Dataset listings of figures

━━━━━━━━━━

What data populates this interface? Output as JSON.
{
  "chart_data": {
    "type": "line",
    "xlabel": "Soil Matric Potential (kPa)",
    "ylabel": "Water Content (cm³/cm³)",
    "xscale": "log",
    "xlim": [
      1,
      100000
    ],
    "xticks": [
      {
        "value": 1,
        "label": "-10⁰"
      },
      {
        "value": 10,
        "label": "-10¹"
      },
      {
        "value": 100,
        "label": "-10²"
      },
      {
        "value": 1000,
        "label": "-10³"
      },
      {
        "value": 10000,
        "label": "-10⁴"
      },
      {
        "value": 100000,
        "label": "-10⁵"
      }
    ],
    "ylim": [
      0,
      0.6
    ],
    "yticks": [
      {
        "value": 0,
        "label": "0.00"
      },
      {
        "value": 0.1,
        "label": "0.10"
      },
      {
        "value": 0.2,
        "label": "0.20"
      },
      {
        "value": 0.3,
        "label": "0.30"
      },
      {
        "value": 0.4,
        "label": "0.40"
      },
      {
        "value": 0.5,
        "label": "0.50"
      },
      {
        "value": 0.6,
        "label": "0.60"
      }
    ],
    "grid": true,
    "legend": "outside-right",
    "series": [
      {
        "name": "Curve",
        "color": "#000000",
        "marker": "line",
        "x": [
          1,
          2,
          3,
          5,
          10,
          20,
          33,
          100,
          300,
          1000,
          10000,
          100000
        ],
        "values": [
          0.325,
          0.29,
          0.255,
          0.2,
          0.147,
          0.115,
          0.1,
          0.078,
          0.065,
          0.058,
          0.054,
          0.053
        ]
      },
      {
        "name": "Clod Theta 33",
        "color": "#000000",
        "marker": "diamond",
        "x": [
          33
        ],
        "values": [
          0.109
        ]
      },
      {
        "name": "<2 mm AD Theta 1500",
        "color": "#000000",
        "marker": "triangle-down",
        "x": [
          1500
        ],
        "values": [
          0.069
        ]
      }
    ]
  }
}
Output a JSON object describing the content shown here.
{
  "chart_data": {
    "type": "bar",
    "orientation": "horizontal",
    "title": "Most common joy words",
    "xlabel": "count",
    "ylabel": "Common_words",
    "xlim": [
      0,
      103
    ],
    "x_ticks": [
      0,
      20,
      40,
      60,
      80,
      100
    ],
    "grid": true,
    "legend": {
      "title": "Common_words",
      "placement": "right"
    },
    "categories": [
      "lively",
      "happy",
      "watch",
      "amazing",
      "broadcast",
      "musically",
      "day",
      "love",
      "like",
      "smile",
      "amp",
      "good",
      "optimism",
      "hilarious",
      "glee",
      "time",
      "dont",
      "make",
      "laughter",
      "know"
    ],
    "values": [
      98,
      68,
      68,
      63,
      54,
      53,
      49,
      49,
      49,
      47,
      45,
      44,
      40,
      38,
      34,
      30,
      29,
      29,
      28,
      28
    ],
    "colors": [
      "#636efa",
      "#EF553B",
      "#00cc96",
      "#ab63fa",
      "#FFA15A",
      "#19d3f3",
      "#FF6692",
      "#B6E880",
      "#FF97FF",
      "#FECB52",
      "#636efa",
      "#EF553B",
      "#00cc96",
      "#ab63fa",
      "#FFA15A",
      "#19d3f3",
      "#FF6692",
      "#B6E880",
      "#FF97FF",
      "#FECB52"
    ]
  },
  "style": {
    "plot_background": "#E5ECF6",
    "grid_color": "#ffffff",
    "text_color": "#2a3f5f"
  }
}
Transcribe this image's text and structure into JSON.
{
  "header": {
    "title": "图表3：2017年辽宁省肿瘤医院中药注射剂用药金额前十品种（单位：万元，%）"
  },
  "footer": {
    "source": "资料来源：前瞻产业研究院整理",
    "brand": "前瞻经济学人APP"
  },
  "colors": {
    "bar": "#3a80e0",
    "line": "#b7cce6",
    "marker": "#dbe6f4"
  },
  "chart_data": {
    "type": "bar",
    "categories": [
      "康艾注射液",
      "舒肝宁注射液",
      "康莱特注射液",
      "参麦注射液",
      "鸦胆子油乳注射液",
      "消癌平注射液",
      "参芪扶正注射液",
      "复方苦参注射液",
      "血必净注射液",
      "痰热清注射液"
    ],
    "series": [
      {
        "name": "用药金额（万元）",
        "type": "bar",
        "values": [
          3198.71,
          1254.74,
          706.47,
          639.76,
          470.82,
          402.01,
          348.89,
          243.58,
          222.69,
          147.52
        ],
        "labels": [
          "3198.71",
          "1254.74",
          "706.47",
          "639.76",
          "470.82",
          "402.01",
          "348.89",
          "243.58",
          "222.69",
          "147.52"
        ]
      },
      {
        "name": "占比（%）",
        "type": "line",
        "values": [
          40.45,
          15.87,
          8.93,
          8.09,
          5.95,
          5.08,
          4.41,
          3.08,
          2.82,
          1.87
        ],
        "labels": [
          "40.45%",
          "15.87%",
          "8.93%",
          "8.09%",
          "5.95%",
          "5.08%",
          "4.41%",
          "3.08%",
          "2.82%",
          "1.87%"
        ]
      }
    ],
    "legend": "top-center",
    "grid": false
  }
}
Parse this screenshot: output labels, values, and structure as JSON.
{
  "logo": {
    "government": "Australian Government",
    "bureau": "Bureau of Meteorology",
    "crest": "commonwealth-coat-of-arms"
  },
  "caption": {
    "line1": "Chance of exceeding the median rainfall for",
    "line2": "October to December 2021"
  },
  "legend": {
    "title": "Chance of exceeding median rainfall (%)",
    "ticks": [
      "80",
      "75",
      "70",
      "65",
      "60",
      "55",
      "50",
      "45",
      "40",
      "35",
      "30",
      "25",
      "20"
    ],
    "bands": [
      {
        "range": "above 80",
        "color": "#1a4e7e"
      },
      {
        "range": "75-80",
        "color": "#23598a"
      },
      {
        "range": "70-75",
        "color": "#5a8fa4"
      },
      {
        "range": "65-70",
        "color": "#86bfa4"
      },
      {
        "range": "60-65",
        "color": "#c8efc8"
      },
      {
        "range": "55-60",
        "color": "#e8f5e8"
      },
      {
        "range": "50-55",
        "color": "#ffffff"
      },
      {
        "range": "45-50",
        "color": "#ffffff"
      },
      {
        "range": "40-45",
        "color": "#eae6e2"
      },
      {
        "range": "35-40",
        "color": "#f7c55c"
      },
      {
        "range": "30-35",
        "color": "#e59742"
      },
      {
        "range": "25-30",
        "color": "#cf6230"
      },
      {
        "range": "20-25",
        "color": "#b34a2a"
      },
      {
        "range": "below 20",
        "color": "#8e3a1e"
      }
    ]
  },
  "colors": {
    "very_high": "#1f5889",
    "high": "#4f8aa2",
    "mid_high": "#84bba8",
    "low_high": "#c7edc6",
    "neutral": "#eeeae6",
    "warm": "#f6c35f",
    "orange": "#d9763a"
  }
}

━━━━━━━━━━

■ Task objective ■
Extract all lines that hold the word "legend".

■ Response ■
    "legend": "outside-right",
    "legend": {
    "legend": "top-center",
  "legend": {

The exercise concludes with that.